Return the data exactly, with all pictures removed.

Figure contents as structured data
-- BEGIN --

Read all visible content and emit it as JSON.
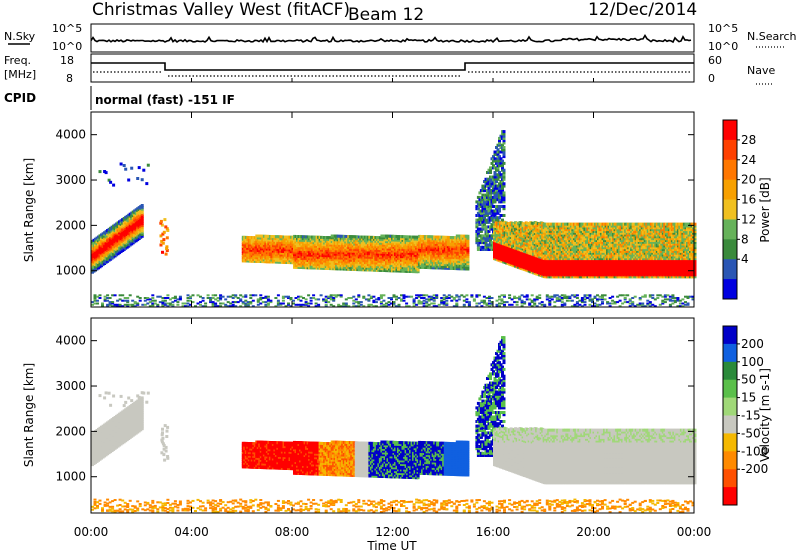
{
  "header": {
    "station": "Christmas Valley West (fitACF)",
    "beam": "Beam 12",
    "date": "12/Dec/2014"
  },
  "summary_panels": {
    "nsky_label": "N.Sky",
    "nsky_ticks": [
      "10^5",
      "10^0"
    ],
    "nsearch_label": "N.Search",
    "nsearch_ticks": [
      "10^5",
      "10^0"
    ],
    "freq_label_1": "Freq.",
    "freq_label_2": "[MHz]",
    "freq_ticks": [
      "18",
      "8"
    ],
    "nave_label": "Nave",
    "nave_ticks": [
      "60",
      "0"
    ],
    "cpid_label": "CPID",
    "cpid_text": "normal (fast) -151 IF"
  },
  "chart_data": [
    {
      "type": "heatmap",
      "name": "power",
      "ylabel": "Slant Range [km]",
      "xlabel": "",
      "yticks": [
        "1000",
        "2000",
        "3000",
        "4000"
      ],
      "ylim": [
        200,
        4500
      ],
      "colorbar_label": "Power [dB]",
      "colorbar_ticks": [
        "4",
        "8",
        "12",
        "16",
        "20",
        "24",
        "28"
      ],
      "colorbar_colors": [
        "#0000e0",
        "#2a56b4",
        "#3a8a3c",
        "#66b25a",
        "#f0c020",
        "#f7a000",
        "#ff7700",
        "#ff4000",
        "#ff0000"
      ]
    },
    {
      "type": "heatmap",
      "name": "velocity",
      "ylabel": "Slant Range [km]",
      "xlabel": "Time UT",
      "yticks": [
        "1000",
        "2000",
        "3000",
        "4000"
      ],
      "ylim": [
        200,
        4500
      ],
      "xticks": [
        "00:00",
        "04:00",
        "08:00",
        "12:00",
        "16:00",
        "20:00",
        "00:00"
      ],
      "colorbar_label": "Velocity [m s-1]",
      "colorbar_ticks": [
        "200",
        "100",
        "50",
        "15",
        "-15",
        "-50",
        "-100",
        "-200"
      ],
      "colorbar_colors": [
        "#0000c8",
        "#1060e0",
        "#2a8a3a",
        "#5abf4a",
        "#a0d878",
        "#c8c8c0",
        "#f5b800",
        "#ff8a00",
        "#ff5000",
        "#ff0000"
      ]
    }
  ]
}
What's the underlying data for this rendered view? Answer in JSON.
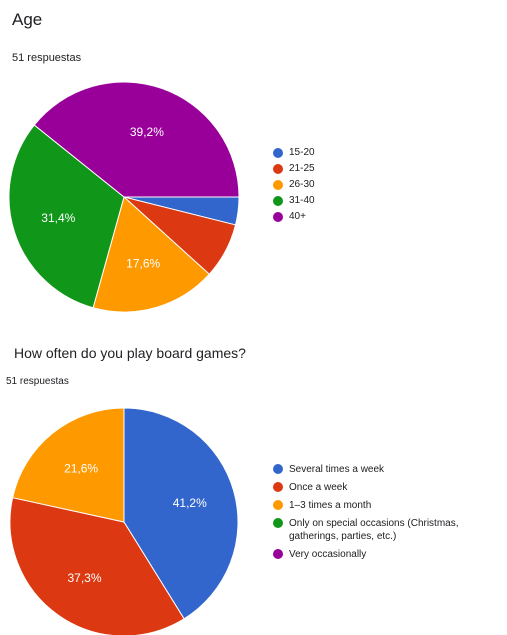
{
  "chart_data": [
    {
      "type": "pie",
      "title": "Age",
      "subtitle": "51 respuestas",
      "categories": [
        "15-20",
        "21-25",
        "26-30",
        "31-40",
        "40+"
      ],
      "values": [
        3.9,
        7.8,
        17.6,
        31.4,
        39.2
      ],
      "value_labels": [
        "",
        "",
        "17,6%",
        "31,4%",
        "39,2%"
      ],
      "colors": [
        "#3366cc",
        "#dc3912",
        "#ff9900",
        "#109618",
        "#990099"
      ],
      "legend_position": "right"
    },
    {
      "type": "pie",
      "title": "How often do you play board games?",
      "subtitle": "51 respuestas",
      "categories": [
        "Several times a week",
        "Once a week",
        "1–3 times a month",
        "Only on special occasions (Christmas, gatherings, parties, etc.)",
        "Very occasionally"
      ],
      "values": [
        41.2,
        37.3,
        21.6,
        0,
        0
      ],
      "value_labels": [
        "41,2%",
        "37,3%",
        "21,6%",
        "",
        ""
      ],
      "colors": [
        "#3366cc",
        "#dc3912",
        "#ff9900",
        "#109618",
        "#990099"
      ],
      "legend_position": "right"
    }
  ]
}
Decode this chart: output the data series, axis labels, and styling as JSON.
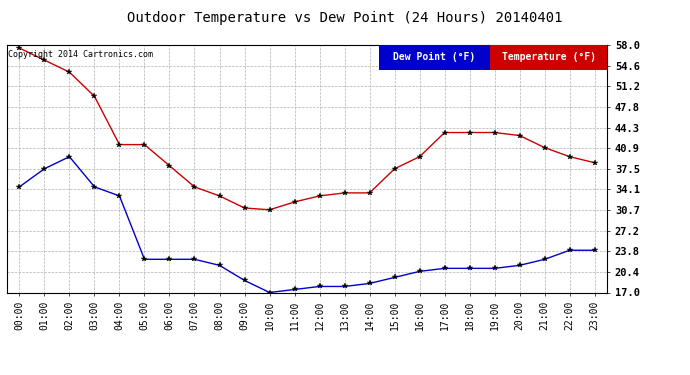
{
  "title": "Outdoor Temperature vs Dew Point (24 Hours) 20140401",
  "copyright": "Copyright 2014 Cartronics.com",
  "x_labels": [
    "00:00",
    "01:00",
    "02:00",
    "03:00",
    "04:00",
    "05:00",
    "06:00",
    "07:00",
    "08:00",
    "09:00",
    "10:00",
    "11:00",
    "12:00",
    "13:00",
    "14:00",
    "15:00",
    "16:00",
    "17:00",
    "18:00",
    "19:00",
    "20:00",
    "21:00",
    "22:00",
    "23:00"
  ],
  "y_ticks": [
    17.0,
    20.4,
    23.8,
    27.2,
    30.7,
    34.1,
    37.5,
    40.9,
    44.3,
    47.8,
    51.2,
    54.6,
    58.0
  ],
  "ylim": [
    17.0,
    58.0
  ],
  "temperature": [
    57.5,
    55.5,
    53.5,
    49.5,
    41.5,
    41.5,
    38.0,
    34.5,
    33.0,
    31.0,
    30.7,
    32.0,
    33.0,
    33.5,
    33.5,
    37.5,
    39.5,
    43.5,
    43.5,
    43.5,
    43.0,
    41.0,
    39.5,
    38.5
  ],
  "dew_point": [
    34.5,
    37.5,
    39.5,
    34.5,
    33.0,
    22.5,
    22.5,
    22.5,
    21.5,
    19.0,
    17.0,
    17.5,
    18.0,
    18.0,
    18.5,
    19.5,
    20.5,
    21.0,
    21.0,
    21.0,
    21.5,
    22.5,
    24.0,
    24.0
  ],
  "temp_color": "#cc0000",
  "dew_color": "#0000cc",
  "bg_color": "#ffffff",
  "grid_color": "#aaaaaa",
  "legend_dew_bg": "#0000cc",
  "legend_temp_bg": "#cc0000",
  "legend_text_color": "#ffffff",
  "title_fontsize": 10,
  "tick_fontsize": 7,
  "ytick_fontsize": 7.5
}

-- END --

Reply to the task:
Read all visible content and emit it as JSON.
{
  "header": {
    "station": "Christmas Valley West (fitACF)",
    "beam": "Beam 12",
    "date": "12/Dec/2014"
  },
  "summary_panels": {
    "nsky_label": "N.Sky",
    "nsky_ticks": [
      "10^5",
      "10^0"
    ],
    "nsearch_label": "N.Search",
    "nsearch_ticks": [
      "10^5",
      "10^0"
    ],
    "freq_label_1": "Freq.",
    "freq_label_2": "[MHz]",
    "freq_ticks": [
      "18",
      "8"
    ],
    "nave_label": "Nave",
    "nave_ticks": [
      "60",
      "0"
    ],
    "cpid_label": "CPID",
    "cpid_text": "normal (fast) -151 IF"
  },
  "chart_data": [
    {
      "type": "heatmap",
      "name": "power",
      "ylabel": "Slant Range [km]",
      "xlabel": "",
      "yticks": [
        "1000",
        "2000",
        "3000",
        "4000"
      ],
      "ylim": [
        200,
        4500
      ],
      "colorbar_label": "Power [dB]",
      "colorbar_ticks": [
        "4",
        "8",
        "12",
        "16",
        "20",
        "24",
        "28"
      ],
      "colorbar_colors": [
        "#0000e0",
        "#2a56b4",
        "#3a8a3c",
        "#66b25a",
        "#f0c020",
        "#f7a000",
        "#ff7700",
        "#ff4000",
        "#ff0000"
      ]
    },
    {
      "type": "heatmap",
      "name": "velocity",
      "ylabel": "Slant Range [km]",
      "xlabel": "Time UT",
      "yticks": [
        "1000",
        "2000",
        "3000",
        "4000"
      ],
      "ylim": [
        200,
        4500
      ],
      "xticks": [
        "00:00",
        "04:00",
        "08:00",
        "12:00",
        "16:00",
        "20:00",
        "00:00"
      ],
      "colorbar_label": "Velocity [m s-1]",
      "colorbar_ticks": [
        "200",
        "100",
        "50",
        "15",
        "-15",
        "-50",
        "-100",
        "-200"
      ],
      "colorbar_colors": [
        "#0000c8",
        "#1060e0",
        "#2a8a3a",
        "#5abf4a",
        "#a0d878",
        "#c8c8c0",
        "#f5b800",
        "#ff8a00",
        "#ff5000",
        "#ff0000"
      ]
    }
  ]
}
What's the underlying data for this rendered view? Answer in JSON.
{
  "chart_data": [
    {
      "type": "pie",
      "title": "Age",
      "subtitle": "51 respuestas",
      "categories": [
        "15-20",
        "21-25",
        "26-30",
        "31-40",
        "40+"
      ],
      "values": [
        3.9,
        7.8,
        17.6,
        31.4,
        39.2
      ],
      "value_labels": [
        "",
        "",
        "17,6%",
        "31,4%",
        "39,2%"
      ],
      "colors": [
        "#3366cc",
        "#dc3912",
        "#ff9900",
        "#109618",
        "#990099"
      ],
      "legend_position": "right"
    },
    {
      "type": "pie",
      "title": "How often do you play board games?",
      "subtitle": "51 respuestas",
      "categories": [
        "Several times a week",
        "Once a week",
        "1–3 times a month",
        "Only on special occasions (Christmas, gatherings, parties, etc.)",
        "Very occasionally"
      ],
      "values": [
        41.2,
        37.3,
        21.6,
        0,
        0
      ],
      "value_labels": [
        "41,2%",
        "37,3%",
        "21,6%",
        "",
        ""
      ],
      "colors": [
        "#3366cc",
        "#dc3912",
        "#ff9900",
        "#109618",
        "#990099"
      ],
      "legend_position": "right"
    }
  ]
}
Decode this chart: output the data series, axis labels, and styling as JSON.
{
  "title": "Outdoor Temperature vs Dew Point (24 Hours) 20140401",
  "copyright": "Copyright 2014 Cartronics.com",
  "x_labels": [
    "00:00",
    "01:00",
    "02:00",
    "03:00",
    "04:00",
    "05:00",
    "06:00",
    "07:00",
    "08:00",
    "09:00",
    "10:00",
    "11:00",
    "12:00",
    "13:00",
    "14:00",
    "15:00",
    "16:00",
    "17:00",
    "18:00",
    "19:00",
    "20:00",
    "21:00",
    "22:00",
    "23:00"
  ],
  "y_ticks": [
    17.0,
    20.4,
    23.8,
    27.2,
    30.7,
    34.1,
    37.5,
    40.9,
    44.3,
    47.8,
    51.2,
    54.6,
    58.0
  ],
  "ylim": [
    17.0,
    58.0
  ],
  "temperature": [
    57.5,
    55.5,
    53.5,
    49.5,
    41.5,
    41.5,
    38.0,
    34.5,
    33.0,
    31.0,
    30.7,
    32.0,
    33.0,
    33.5,
    33.5,
    37.5,
    39.5,
    43.5,
    43.5,
    43.5,
    43.0,
    41.0,
    39.5,
    38.5
  ],
  "dew_point": [
    34.5,
    37.5,
    39.5,
    34.5,
    33.0,
    22.5,
    22.5,
    22.5,
    21.5,
    19.0,
    17.0,
    17.5,
    18.0,
    18.0,
    18.5,
    19.5,
    20.5,
    21.0,
    21.0,
    21.0,
    21.5,
    22.5,
    24.0,
    24.0
  ],
  "temp_color": "#cc0000",
  "dew_color": "#0000cc",
  "bg_color": "#ffffff",
  "grid_color": "#aaaaaa",
  "legend_dew_bg": "#0000cc",
  "legend_temp_bg": "#cc0000",
  "legend_text_color": "#ffffff",
  "title_fontsize": 10,
  "tick_fontsize": 7,
  "ytick_fontsize": 7.5
}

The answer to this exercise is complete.